Reproduce every entry that follows word for word, but omit the images.

> [Data rows]
▬▬▬
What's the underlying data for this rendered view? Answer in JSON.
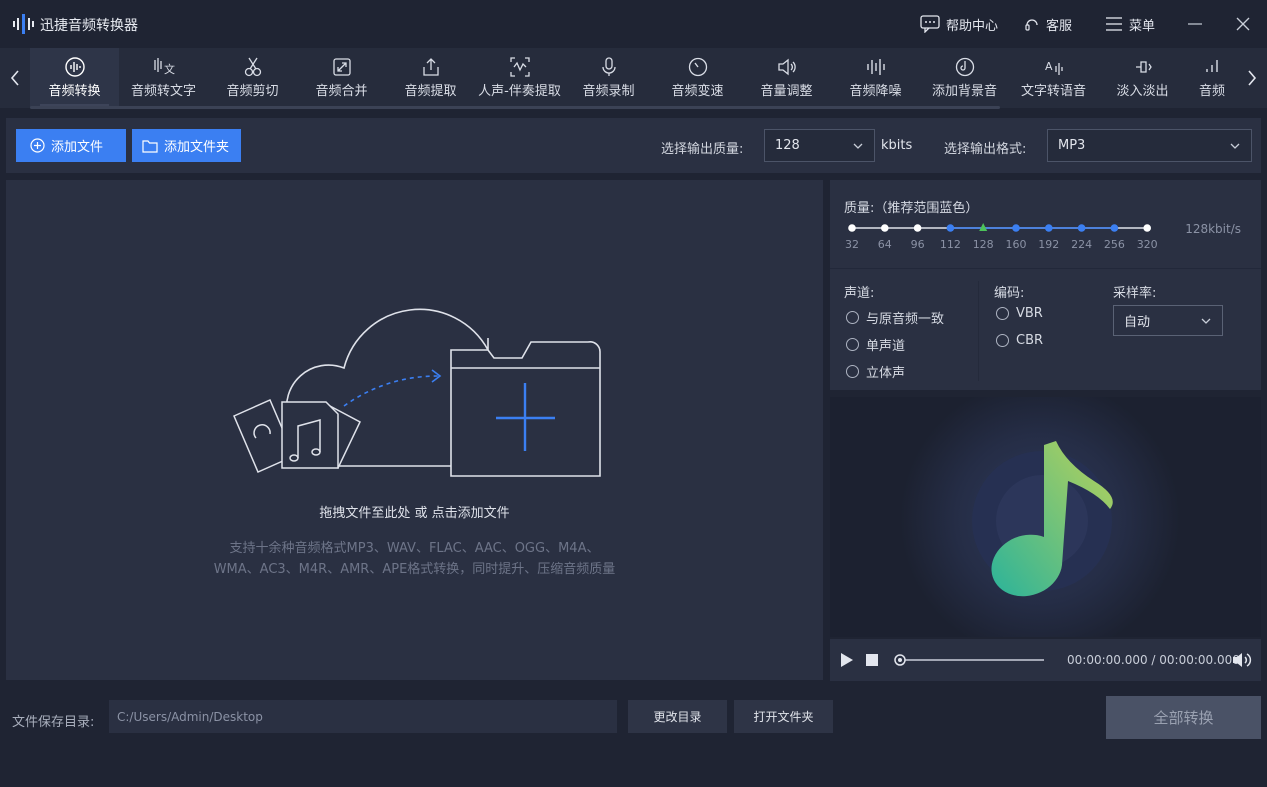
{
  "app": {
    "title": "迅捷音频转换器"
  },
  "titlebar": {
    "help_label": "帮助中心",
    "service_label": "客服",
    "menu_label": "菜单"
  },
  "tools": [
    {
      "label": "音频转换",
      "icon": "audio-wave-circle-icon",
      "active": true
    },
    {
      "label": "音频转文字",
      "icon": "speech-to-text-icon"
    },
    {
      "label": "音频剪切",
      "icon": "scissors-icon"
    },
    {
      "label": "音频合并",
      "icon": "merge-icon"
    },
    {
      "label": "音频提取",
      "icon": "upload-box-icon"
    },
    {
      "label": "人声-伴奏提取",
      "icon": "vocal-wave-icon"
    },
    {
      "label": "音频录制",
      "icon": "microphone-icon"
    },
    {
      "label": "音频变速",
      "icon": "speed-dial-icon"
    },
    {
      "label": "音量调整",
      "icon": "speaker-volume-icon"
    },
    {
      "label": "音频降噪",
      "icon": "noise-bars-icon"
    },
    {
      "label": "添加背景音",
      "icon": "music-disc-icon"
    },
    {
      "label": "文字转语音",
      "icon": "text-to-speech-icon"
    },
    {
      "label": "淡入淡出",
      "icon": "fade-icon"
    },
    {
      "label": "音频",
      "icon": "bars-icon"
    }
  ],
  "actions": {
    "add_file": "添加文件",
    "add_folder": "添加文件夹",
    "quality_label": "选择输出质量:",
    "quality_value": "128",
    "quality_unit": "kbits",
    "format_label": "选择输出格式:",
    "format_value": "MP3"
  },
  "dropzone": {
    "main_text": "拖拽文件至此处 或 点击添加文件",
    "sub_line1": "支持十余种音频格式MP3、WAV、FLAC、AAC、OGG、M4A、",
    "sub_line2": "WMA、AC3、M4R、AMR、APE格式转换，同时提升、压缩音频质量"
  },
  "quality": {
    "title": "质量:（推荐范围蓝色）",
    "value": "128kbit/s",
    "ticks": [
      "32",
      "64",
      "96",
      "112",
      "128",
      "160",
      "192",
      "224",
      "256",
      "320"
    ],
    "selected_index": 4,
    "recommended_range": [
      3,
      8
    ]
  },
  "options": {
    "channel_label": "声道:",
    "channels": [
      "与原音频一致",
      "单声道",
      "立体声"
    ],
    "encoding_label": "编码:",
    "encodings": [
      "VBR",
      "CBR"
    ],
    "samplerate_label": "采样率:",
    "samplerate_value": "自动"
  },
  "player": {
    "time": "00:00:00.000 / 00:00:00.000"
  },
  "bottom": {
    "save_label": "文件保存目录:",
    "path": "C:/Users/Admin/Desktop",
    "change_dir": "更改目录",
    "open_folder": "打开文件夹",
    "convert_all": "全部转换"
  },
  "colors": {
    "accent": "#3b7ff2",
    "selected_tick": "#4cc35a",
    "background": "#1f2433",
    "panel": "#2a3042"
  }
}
▬▬▬
> [Result for this task]
What's the underlying data for this rendered view? Answer in JSON.
{
  "app": {
    "title": "迅捷音频转换器"
  },
  "titlebar": {
    "help_label": "帮助中心",
    "service_label": "客服",
    "menu_label": "菜单"
  },
  "tools": [
    {
      "label": "音频转换",
      "icon": "audio-wave-circle-icon",
      "active": true
    },
    {
      "label": "音频转文字",
      "icon": "speech-to-text-icon"
    },
    {
      "label": "音频剪切",
      "icon": "scissors-icon"
    },
    {
      "label": "音频合并",
      "icon": "merge-icon"
    },
    {
      "label": "音频提取",
      "icon": "upload-box-icon"
    },
    {
      "label": "人声-伴奏提取",
      "icon": "vocal-wave-icon"
    },
    {
      "label": "音频录制",
      "icon": "microphone-icon"
    },
    {
      "label": "音频变速",
      "icon": "speed-dial-icon"
    },
    {
      "label": "音量调整",
      "icon": "speaker-volume-icon"
    },
    {
      "label": "音频降噪",
      "icon": "noise-bars-icon"
    },
    {
      "label": "添加背景音",
      "icon": "music-disc-icon"
    },
    {
      "label": "文字转语音",
      "icon": "text-to-speech-icon"
    },
    {
      "label": "淡入淡出",
      "icon": "fade-icon"
    },
    {
      "label": "音频",
      "icon": "bars-icon"
    }
  ],
  "actions": {
    "add_file": "添加文件",
    "add_folder": "添加文件夹",
    "quality_label": "选择输出质量:",
    "quality_value": "128",
    "quality_unit": "kbits",
    "format_label": "选择输出格式:",
    "format_value": "MP3"
  },
  "dropzone": {
    "main_text": "拖拽文件至此处 或 点击添加文件",
    "sub_line1": "支持十余种音频格式MP3、WAV、FLAC、AAC、OGG、M4A、",
    "sub_line2": "WMA、AC3、M4R、AMR、APE格式转换，同时提升、压缩音频质量"
  },
  "quality": {
    "title": "质量:（推荐范围蓝色）",
    "value": "128kbit/s",
    "ticks": [
      "32",
      "64",
      "96",
      "112",
      "128",
      "160",
      "192",
      "224",
      "256",
      "320"
    ],
    "selected_index": 4,
    "recommended_range": [
      3,
      8
    ]
  },
  "options": {
    "channel_label": "声道:",
    "channels": [
      "与原音频一致",
      "单声道",
      "立体声"
    ],
    "encoding_label": "编码:",
    "encodings": [
      "VBR",
      "CBR"
    ],
    "samplerate_label": "采样率:",
    "samplerate_value": "自动"
  },
  "player": {
    "time": "00:00:00.000 / 00:00:00.000"
  },
  "bottom": {
    "save_label": "文件保存目录:",
    "path": "C:/Users/Admin/Desktop",
    "change_dir": "更改目录",
    "open_folder": "打开文件夹",
    "convert_all": "全部转换"
  },
  "colors": {
    "accent": "#3b7ff2",
    "selected_tick": "#4cc35a",
    "background": "#1f2433",
    "panel": "#2a3042"
  }
}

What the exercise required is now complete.